[Dataset entries]
--

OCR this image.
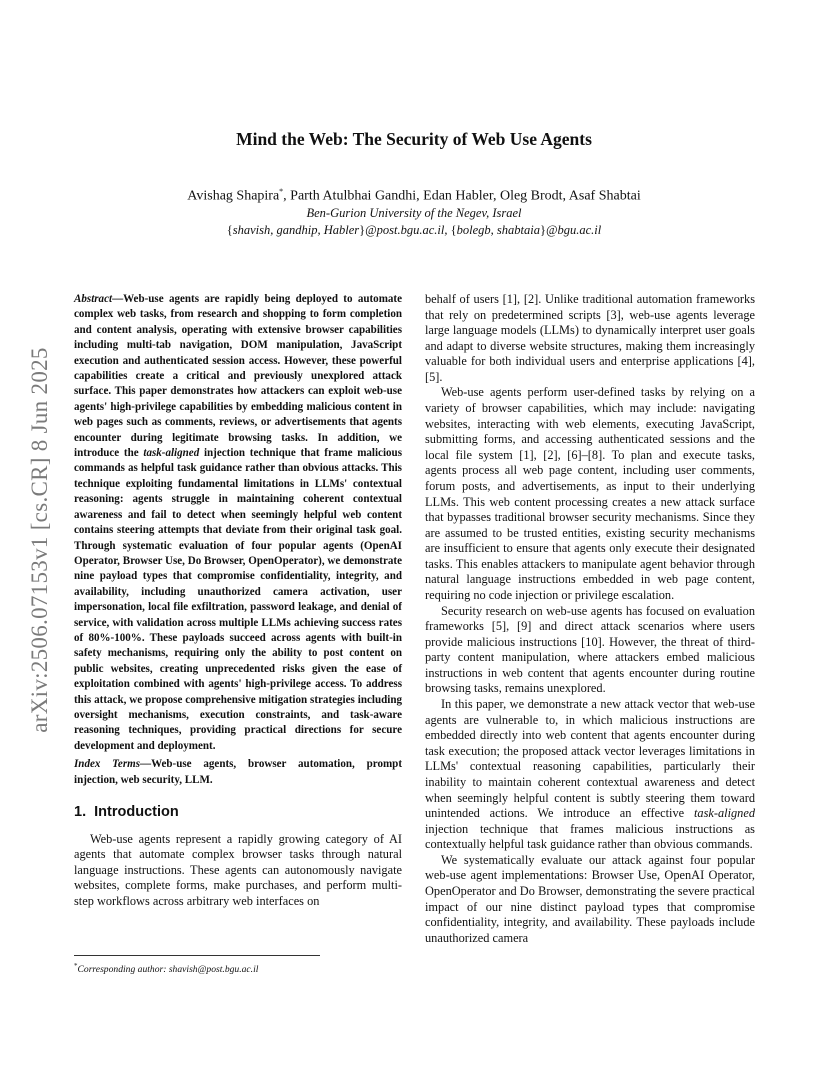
Mind the Web: The Security of Web Use Agents
Avishag Shapira*, Parth Atulbhai Gandhi, Edan Habler, Oleg Brodt, Asaf Shabtai
Ben-Gurion University of the Negev, Israel
{shavish, gandhip, Habler}@post.bgu.ac.il, {bolegb, shabtaia}@bgu.ac.il
arXiv:2506.07153v1 [cs.CR] 8 Jun 2025

Abstract—Web-use agents are rapidly being deployed to automate complex web tasks, from research and shopping to form completion and content analysis, operating with extensive browser capabilities including multi-tab navigation, DOM manipulation, JavaScript execution and authenticated session access. However, these powerful capabilities create a critical and previously unexplored attack surface. This paper demonstrates how attackers can exploit web-use agents' high-privilege capabilities by embedding malicious content in web pages such as comments, reviews, or advertisements that agents encounter during legitimate browsing tasks. In addition, we introduce the task-aligned injection technique that frame malicious commands as helpful task guidance rather than obvious attacks. This technique exploiting fundamental limitations in LLMs' contextual reasoning: agents struggle in maintaining coherent contextual awareness and fail to detect when seemingly helpful web content contains steering attempts that deviate from their original task goal. Through systematic evaluation of four popular agents (OpenAI Operator, Browser Use, Do Browser, OpenOperator), we demonstrate nine payload types that compromise confidentiality, integrity, and availability, including unauthorized camera activation, user impersonation, local file exfiltration, password leakage, and denial of service, with validation across multiple LLMs achieving success rates of 80%-100%. These payloads succeed across agents with built-in safety mechanisms, requiring only the ability to post content on public websites, creating unprecedented risks given the ease of exploitation combined with agents' high-privilege access. To address this attack, we propose comprehensive mitigation strategies including oversight mechanisms, execution constraints, and task-aware reasoning techniques, providing practical directions for secure development and deployment.

Index Terms—Web-use agents, browser automation, prompt injection, web security, LLM.

1. Introduction

Web-use agents represent a rapidly growing category of AI agents that automate complex browser tasks through natural language instructions. These agents can autonomously navigate websites, complete forms, make purchases, and perform multi-step workflows across arbitrary web interfaces on

*Corresponding author: shavish@post.bgu.ac.il

behalf of users [1], [2]. Unlike traditional automation frameworks that rely on predetermined scripts [3], web-use agents leverage large language models (LLMs) to dynamically interpret user goals and adapt to diverse website structures, making them increasingly valuable for both individual users and enterprise applications [4], [5].

Web-use agents perform user-defined tasks by relying on a variety of browser capabilities, which may include: navigating websites, interacting with web elements, executing JavaScript, submitting forms, and accessing authenticated sessions and the local file system [1], [2], [6]–[8]. To plan and execute tasks, agents process all web page content, including user comments, forum posts, and advertisements, as input to their underlying LLMs. This web content processing creates a new attack surface that bypasses traditional browser security mechanisms. Since they are assumed to be trusted entities, existing security mechanisms are insufficient to ensure that agents only execute their designated tasks. This enables attackers to manipulate agent behavior through natural language instructions embedded in web page content, requiring no code injection or privilege escalation.

Security research on web-use agents has focused on evaluation frameworks [5], [9] and direct attack scenarios where users provide malicious instructions [10]. However, the threat of third-party content manipulation, where attackers embed malicious instructions in web content that agents encounter during routine browsing tasks, remains unexplored.

In this paper, we demonstrate a new attack vector that web-use agents are vulnerable to, in which malicious instructions are embedded directly into web content that agents encounter during task execution; the proposed attack vector leverages limitations in LLMs' contextual reasoning capabilities, particularly their inability to maintain coherent contextual awareness and detect when seemingly helpful content is subtly steering them toward unintended actions. We introduce an effective task-aligned injection technique that frames malicious instructions as contextually helpful task guidance rather than obvious commands.

We systematically evaluate our attack against four popular web-use agent implementations: Browser Use, OpenAI Operator, OpenOperator and Do Browser, demonstrating the severe practical impact of our nine distinct payload types that compromise confidentiality, integrity, and availability. These payloads include unauthorized camera
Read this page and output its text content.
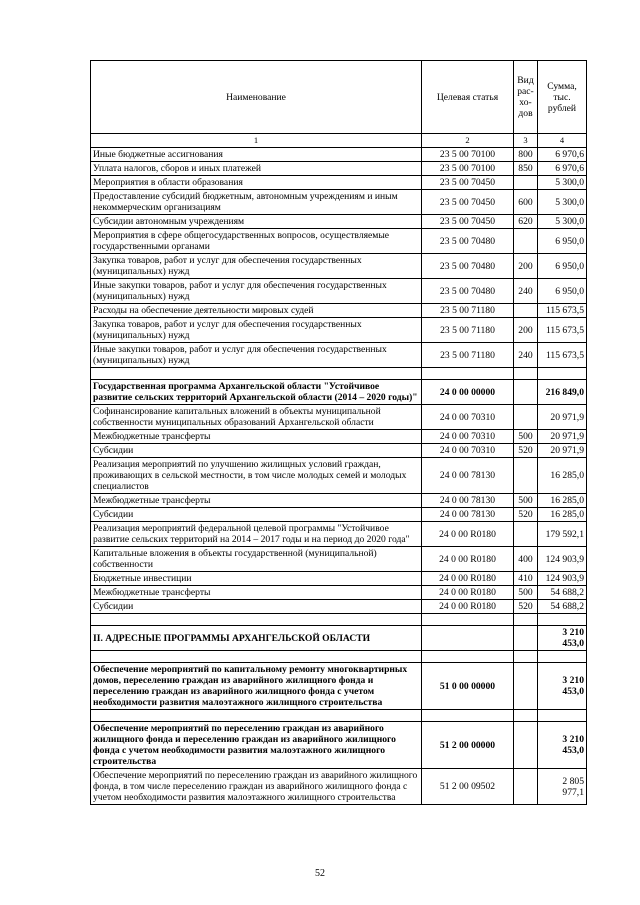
Наименование	Целевая статья	Вид рас-хо-дов	Сумма, тыс. рублей
1	2	3	4
Иные бюджетные ассигнования	23 5 00 70100	800	6 970,6
Уплата налогов, сборов и иных платежей	23 5 00 70100	850	6 970,6
Мероприятия в области образования	23 5 00 70450		5 300,0
Предоставление субсидий бюджетным, автономным учреждениям и иным некоммерческим организациям	23 5 00 70450	600	5 300,0
Субсидии автономным учреждениям	23 5 00 70450	620	5 300,0
Мероприятия в сфере общегосударственных вопросов, осуществляемые государственными органами	23 5 00 70480		6 950,0
Закупка товаров, работ и услуг для обеспечения государственных (муниципальных) нужд	23 5 00 70480	200	6 950,0
Иные закупки товаров, работ и услуг для обеспечения государственных (муниципальных) нужд	23 5 00 70480	240	6 950,0
Расходы на обеспечение деятельности мировых судей	23 5 00 71180		115 673,5
Закупка товаров, работ и услуг для обеспечения государственных (муниципальных) нужд	23 5 00 71180	200	115 673,5
Иные закупки товаров, работ и услуг для обеспечения государственных (муниципальных) нужд	23 5 00 71180	240	115 673,5

Государственная программа Архангельской области "Устойчивое развитие сельских территорий Архангельской области (2014 – 2020 годы)"	24 0 00 00000		216 849,0
Софинансирование капитальных вложений в объекты муниципальной собственности муниципальных образований Архангельской области	24 0 00 70310		20 971,9
Межбюджетные трансферты	24 0 00 70310	500	20 971,9
Субсидии	24 0 00 70310	520	20 971,9
Реализация мероприятий по улучшению жилищных условий граждан, проживающих в сельской местности, в том числе молодых семей и молодых специалистов	24 0 00 78130		16 285,0
Межбюджетные трансферты	24 0 00 78130	500	16 285,0
Субсидии	24 0 00 78130	520	16 285,0
Реализация мероприятий федеральной целевой программы "Устойчивое развитие сельских территорий на 2014 – 2017 годы и на период до 2020 года"	24 0 00 R0180		179 592,1
Капитальные вложения в объекты государственной (муниципальной) собственности	24 0 00 R0180	400	124 903,9
Бюджетные инвестиции	24 0 00 R0180	410	124 903,9
Межбюджетные трансферты	24 0 00 R0180	500	54 688,2
Субсидии	24 0 00 R0180	520	54 688,2

II. АДРЕСНЫЕ ПРОГРАММЫ АРХАНГЕЛЬСКОЙ ОБЛАСТИ			3 210 453,0

Обеспечение мероприятий по капитальному ремонту многоквартирных домов, переселению граждан из аварийного жилищного фонда и переселению граждан из аварийного жилищного фонда с учетом необходимости развития малоэтажного жилищного строительства	51 0 00 00000		3 210 453,0

Обеспечение мероприятий по переселению граждан из аварийного жилищного фонда и переселению граждан из аварийного жилищного фонда с учетом необходимости развития малоэтажного жилищного строительства	51 2 00 00000		3 210 453,0
Обеспечение мероприятий по переселению граждан из аварийного жилищного фонда, в том числе переселению граждан из аварийного жилищного фонда с учетом необходимости развития малоэтажного жилищного строительства	51 2 00 09502		2 805 977,1
52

--

__What you are asked to do__: Retype every entry verbatim and exclude the pictures from the copy.

__Answer below__:
OCR this image.
Mind the Web: The Security of Web Use Agents
Avishag Shapira*, Parth Atulbhai Gandhi, Edan Habler, Oleg Brodt, Asaf Shabtai
Ben-Gurion University of the Negev, Israel
{shavish, gandhip, Habler}@post.bgu.ac.il, {bolegb, shabtaia}@bgu.ac.il
arXiv:2506.07153v1 [cs.CR] 8 Jun 2025

Abstract—Web-use agents are rapidly being deployed to automate complex web tasks, from research and shopping to form completion and content analysis, operating with extensive browser capabilities including multi-tab navigation, DOM manipulation, JavaScript execution and authenticated session access. However, these powerful capabilities create a critical and previously unexplored attack surface. This paper demonstrates how attackers can exploit web-use agents' high-privilege capabilities by embedding malicious content in web pages such as comments, reviews, or advertisements that agents encounter during legitimate browsing tasks. In addition, we introduce the task-aligned injection technique that frame malicious commands as helpful task guidance rather than obvious attacks. This technique exploiting fundamental limitations in LLMs' contextual reasoning: agents struggle in maintaining coherent contextual awareness and fail to detect when seemingly helpful web content contains steering attempts that deviate from their original task goal. Through systematic evaluation of four popular agents (OpenAI Operator, Browser Use, Do Browser, OpenOperator), we demonstrate nine payload types that compromise confidentiality, integrity, and availability, including unauthorized camera activation, user impersonation, local file exfiltration, password leakage, and denial of service, with validation across multiple LLMs achieving success rates of 80%-100%. These payloads succeed across agents with built-in safety mechanisms, requiring only the ability to post content on public websites, creating unprecedented risks given the ease of exploitation combined with agents' high-privilege access. To address this attack, we propose comprehensive mitigation strategies including oversight mechanisms, execution constraints, and task-aware reasoning techniques, providing practical directions for secure development and deployment.

Index Terms—Web-use agents, browser automation, prompt injection, web security, LLM.

1. Introduction

Web-use agents represent a rapidly growing category of AI agents that automate complex browser tasks through natural language instructions. These agents can autonomously navigate websites, complete forms, make purchases, and perform multi-step workflows across arbitrary web interfaces on

*Corresponding author: shavish@post.bgu.ac.il

behalf of users [1], [2]. Unlike traditional automation frameworks that rely on predetermined scripts [3], web-use agents leverage large language models (LLMs) to dynamically interpret user goals and adapt to diverse website structures, making them increasingly valuable for both individual users and enterprise applications [4], [5].

Web-use agents perform user-defined tasks by relying on a variety of browser capabilities, which may include: navigating websites, interacting with web elements, executing JavaScript, submitting forms, and accessing authenticated sessions and the local file system [1], [2], [6]–[8]. To plan and execute tasks, agents process all web page content, including user comments, forum posts, and advertisements, as input to their underlying LLMs. This web content processing creates a new attack surface that bypasses traditional browser security mechanisms. Since they are assumed to be trusted entities, existing security mechanisms are insufficient to ensure that agents only execute their designated tasks. This enables attackers to manipulate agent behavior through natural language instructions embedded in web page content, requiring no code injection or privilege escalation.

Security research on web-use agents has focused on evaluation frameworks [5], [9] and direct attack scenarios where users provide malicious instructions [10]. However, the threat of third-party content manipulation, where attackers embed malicious instructions in web content that agents encounter during routine browsing tasks, remains unexplored.

In this paper, we demonstrate a new attack vector that web-use agents are vulnerable to, in which malicious instructions are embedded directly into web content that agents encounter during task execution; the proposed attack vector leverages limitations in LLMs' contextual reasoning capabilities, particularly their inability to maintain coherent contextual awareness and detect when seemingly helpful content is subtly steering them toward unintended actions. We introduce an effective task-aligned injection technique that frames malicious instructions as contextually helpful task guidance rather than obvious commands.

We systematically evaluate our attack against four popular web-use agent implementations: Browser Use, OpenAI Operator, OpenOperator and Do Browser, demonstrating the severe practical impact of our nine distinct payload types that compromise confidentiality, integrity, and availability. These payloads include unauthorized camera
Read this page and output its text content.
Наименование	Целевая статья	Вид рас-хо-дов	Сумма, тыс. рублей
1	2	3	4
Иные бюджетные ассигнования	23 5 00 70100	800	6 970,6
Уплата налогов, сборов и иных платежей	23 5 00 70100	850	6 970,6
Мероприятия в области образования	23 5 00 70450		5 300,0
Предоставление субсидий бюджетным, автономным учреждениям и иным некоммерческим организациям	23 5 00 70450	600	5 300,0
Субсидии автономным учреждениям	23 5 00 70450	620	5 300,0
Мероприятия в сфере общегосударственных вопросов, осуществляемые государственными органами	23 5 00 70480		6 950,0
Закупка товаров, работ и услуг для обеспечения государственных (муниципальных) нужд	23 5 00 70480	200	6 950,0
Иные закупки товаров, работ и услуг для обеспечения государственных (муниципальных) нужд	23 5 00 70480	240	6 950,0
Расходы на обеспечение деятельности мировых судей	23 5 00 71180		115 673,5
Закупка товаров, работ и услуг для обеспечения государственных (муниципальных) нужд	23 5 00 71180	200	115 673,5
Иные закупки товаров, работ и услуг для обеспечения государственных (муниципальных) нужд	23 5 00 71180	240	115 673,5

Государственная программа Архангельской области "Устойчивое развитие сельских территорий Архангельской области (2014 – 2020 годы)"	24 0 00 00000		216 849,0
Софинансирование капитальных вложений в объекты муниципальной собственности муниципальных образований Архангельской области	24 0 00 70310		20 971,9
Межбюджетные трансферты	24 0 00 70310	500	20 971,9
Субсидии	24 0 00 70310	520	20 971,9
Реализация мероприятий по улучшению жилищных условий граждан, проживающих в сельской местности, в том числе молодых семей и молодых специалистов	24 0 00 78130		16 285,0
Межбюджетные трансферты	24 0 00 78130	500	16 285,0
Субсидии	24 0 00 78130	520	16 285,0
Реализация мероприятий федеральной целевой программы "Устойчивое развитие сельских территорий на 2014 – 2017 годы и на период до 2020 года"	24 0 00 R0180		179 592,1
Капитальные вложения в объекты государственной (муниципальной) собственности	24 0 00 R0180	400	124 903,9
Бюджетные инвестиции	24 0 00 R0180	410	124 903,9
Межбюджетные трансферты	24 0 00 R0180	500	54 688,2
Субсидии	24 0 00 R0180	520	54 688,2

II. АДРЕСНЫЕ ПРОГРАММЫ АРХАНГЕЛЬСКОЙ ОБЛАСТИ			3 210 453,0

Обеспечение мероприятий по капитальному ремонту многоквартирных домов, переселению граждан из аварийного жилищного фонда и переселению граждан из аварийного жилищного фонда с учетом необходимости развития малоэтажного жилищного строительства	51 0 00 00000		3 210 453,0

Обеспечение мероприятий по переселению граждан из аварийного жилищного фонда и переселению граждан из аварийного жилищного фонда с учетом необходимости развития малоэтажного жилищного строительства	51 2 00 00000		3 210 453,0
Обеспечение мероприятий по переселению граждан из аварийного жилищного фонда, в том числе переселению граждан из аварийного жилищного фонда с учетом необходимости развития малоэтажного жилищного строительства	51 2 00 09502		2 805 977,1
52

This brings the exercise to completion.